* start *
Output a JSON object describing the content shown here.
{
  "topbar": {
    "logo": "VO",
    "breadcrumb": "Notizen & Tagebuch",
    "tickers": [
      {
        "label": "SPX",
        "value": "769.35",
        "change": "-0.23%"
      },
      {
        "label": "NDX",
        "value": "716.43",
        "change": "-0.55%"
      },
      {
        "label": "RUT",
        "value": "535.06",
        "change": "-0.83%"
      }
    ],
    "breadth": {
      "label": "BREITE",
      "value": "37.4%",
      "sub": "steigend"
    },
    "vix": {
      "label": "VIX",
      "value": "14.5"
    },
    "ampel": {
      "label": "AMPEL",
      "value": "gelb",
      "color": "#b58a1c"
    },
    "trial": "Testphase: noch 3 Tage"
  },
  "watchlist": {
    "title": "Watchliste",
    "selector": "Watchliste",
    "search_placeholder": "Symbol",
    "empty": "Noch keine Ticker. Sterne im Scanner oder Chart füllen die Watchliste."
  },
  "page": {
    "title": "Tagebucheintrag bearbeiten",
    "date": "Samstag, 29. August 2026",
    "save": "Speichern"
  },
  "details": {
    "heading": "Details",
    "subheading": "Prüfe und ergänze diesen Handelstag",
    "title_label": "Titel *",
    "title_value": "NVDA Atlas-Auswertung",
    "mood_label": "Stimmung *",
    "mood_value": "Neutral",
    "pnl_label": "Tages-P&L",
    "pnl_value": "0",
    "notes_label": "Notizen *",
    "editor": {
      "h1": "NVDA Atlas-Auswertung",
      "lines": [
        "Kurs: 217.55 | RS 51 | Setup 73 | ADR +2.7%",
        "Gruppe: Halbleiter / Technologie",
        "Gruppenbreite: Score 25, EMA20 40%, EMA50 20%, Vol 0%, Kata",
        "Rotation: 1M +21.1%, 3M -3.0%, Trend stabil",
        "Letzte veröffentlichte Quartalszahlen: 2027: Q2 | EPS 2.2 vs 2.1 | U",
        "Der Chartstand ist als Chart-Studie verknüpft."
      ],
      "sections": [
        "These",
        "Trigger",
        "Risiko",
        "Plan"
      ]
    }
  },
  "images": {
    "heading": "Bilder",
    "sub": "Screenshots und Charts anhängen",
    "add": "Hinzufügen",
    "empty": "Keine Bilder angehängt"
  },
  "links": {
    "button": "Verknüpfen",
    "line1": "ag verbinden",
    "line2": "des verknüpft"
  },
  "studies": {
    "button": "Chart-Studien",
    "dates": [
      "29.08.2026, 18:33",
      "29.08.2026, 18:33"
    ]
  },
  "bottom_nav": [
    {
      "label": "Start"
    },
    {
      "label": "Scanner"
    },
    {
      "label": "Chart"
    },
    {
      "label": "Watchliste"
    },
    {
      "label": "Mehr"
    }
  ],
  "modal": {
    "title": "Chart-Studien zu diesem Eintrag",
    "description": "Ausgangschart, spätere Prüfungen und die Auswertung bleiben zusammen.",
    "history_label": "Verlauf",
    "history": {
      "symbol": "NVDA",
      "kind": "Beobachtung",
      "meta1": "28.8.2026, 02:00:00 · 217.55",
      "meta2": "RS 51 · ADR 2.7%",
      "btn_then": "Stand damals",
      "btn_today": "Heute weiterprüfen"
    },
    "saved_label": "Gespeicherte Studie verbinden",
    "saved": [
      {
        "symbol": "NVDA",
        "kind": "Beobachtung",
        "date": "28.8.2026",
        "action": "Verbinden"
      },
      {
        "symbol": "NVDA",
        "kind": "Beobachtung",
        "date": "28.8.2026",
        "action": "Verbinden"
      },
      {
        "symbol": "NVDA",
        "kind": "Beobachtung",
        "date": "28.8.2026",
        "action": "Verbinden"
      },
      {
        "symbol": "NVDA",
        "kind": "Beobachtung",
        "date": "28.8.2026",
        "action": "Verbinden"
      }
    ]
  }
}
* end *
▶ **Your task**
Reproduce every line above without error.

▶ **Solution**
Output a JSON object describing the content shown here.
{
  "topbar": {
    "logo": "VO",
    "breadcrumb": "Notizen & Tagebuch",
    "tickers": [
      {
        "label": "SPX",
        "value": "769.35",
        "change": "-0.23%"
      },
      {
        "label": "NDX",
        "value": "716.43",
        "change": "-0.55%"
      },
      {
        "label": "RUT",
        "value": "535.06",
        "change": "-0.83%"
      }
    ],
    "breadth": {
      "label": "BREITE",
      "value": "37.4%",
      "sub": "steigend"
    },
    "vix": {
      "label": "VIX",
      "value": "14.5"
    },
    "ampel": {
      "label": "AMPEL",
      "value": "gelb",
      "color": "#b58a1c"
    },
    "trial": "Testphase: noch 3 Tage"
  },
  "watchlist": {
    "title": "Watchliste",
    "selector": "Watchliste",
    "search_placeholder": "Symbol",
    "empty": "Noch keine Ticker. Sterne im Scanner oder Chart füllen die Watchliste."
  },
  "page": {
    "title": "Tagebucheintrag bearbeiten",
    "date": "Samstag, 29. August 2026",
    "save": "Speichern"
  },
  "details": {
    "heading": "Details",
    "subheading": "Prüfe und ergänze diesen Handelstag",
    "title_label": "Titel *",
    "title_value": "NVDA Atlas-Auswertung",
    "mood_label": "Stimmung *",
    "mood_value": "Neutral",
    "pnl_label": "Tages-P&L",
    "pnl_value": "0",
    "notes_label": "Notizen *",
    "editor": {
      "h1": "NVDA Atlas-Auswertung",
      "lines": [
        "Kurs: 217.55 | RS 51 | Setup 73 | ADR +2.7%",
        "Gruppe: Halbleiter / Technologie",
        "Gruppenbreite: Score 25, EMA20 40%, EMA50 20%, Vol 0%, Kata",
        "Rotation: 1M +21.1%, 3M -3.0%, Trend stabil",
        "Letzte veröffentlichte Quartalszahlen: 2027: Q2 | EPS 2.2 vs 2.1 | U",
        "Der Chartstand ist als Chart-Studie verknüpft."
      ],
      "sections": [
        "These",
        "Trigger",
        "Risiko",
        "Plan"
      ]
    }
  },
  "images": {
    "heading": "Bilder",
    "sub": "Screenshots und Charts anhängen",
    "add": "Hinzufügen",
    "empty": "Keine Bilder angehängt"
  },
  "links": {
    "button": "Verknüpfen",
    "line1": "ag verbinden",
    "line2": "des verknüpft"
  },
  "studies": {
    "button": "Chart-Studien",
    "dates": [
      "29.08.2026, 18:33",
      "29.08.2026, 18:33"
    ]
  },
  "bottom_nav": [
    {
      "label": "Start"
    },
    {
      "label": "Scanner"
    },
    {
      "label": "Chart"
    },
    {
      "label": "Watchliste"
    },
    {
      "label": "Mehr"
    }
  ],
  "modal": {
    "title": "Chart-Studien zu diesem Eintrag",
    "description": "Ausgangschart, spätere Prüfungen und die Auswertung bleiben zusammen.",
    "history_label": "Verlauf",
    "history": {
      "symbol": "NVDA",
      "kind": "Beobachtung",
      "meta1": "28.8.2026, 02:00:00 · 217.55",
      "meta2": "RS 51 · ADR 2.7%",
      "btn_then": "Stand damals",
      "btn_today": "Heute weiterprüfen"
    },
    "saved_label": "Gespeicherte Studie verbinden",
    "saved": [
      {
        "symbol": "NVDA",
        "kind": "Beobachtung",
        "date": "28.8.2026",
        "action": "Verbinden"
      },
      {
        "symbol": "NVDA",
        "kind": "Beobachtung",
        "date": "28.8.2026",
        "action": "Verbinden"
      },
      {
        "symbol": "NVDA",
        "kind": "Beobachtung",
        "date": "28.8.2026",
        "action": "Verbinden"
      },
      {
        "symbol": "NVDA",
        "kind": "Beobachtung",
        "date": "28.8.2026",
        "action": "Verbinden"
      }
    ]
  }
}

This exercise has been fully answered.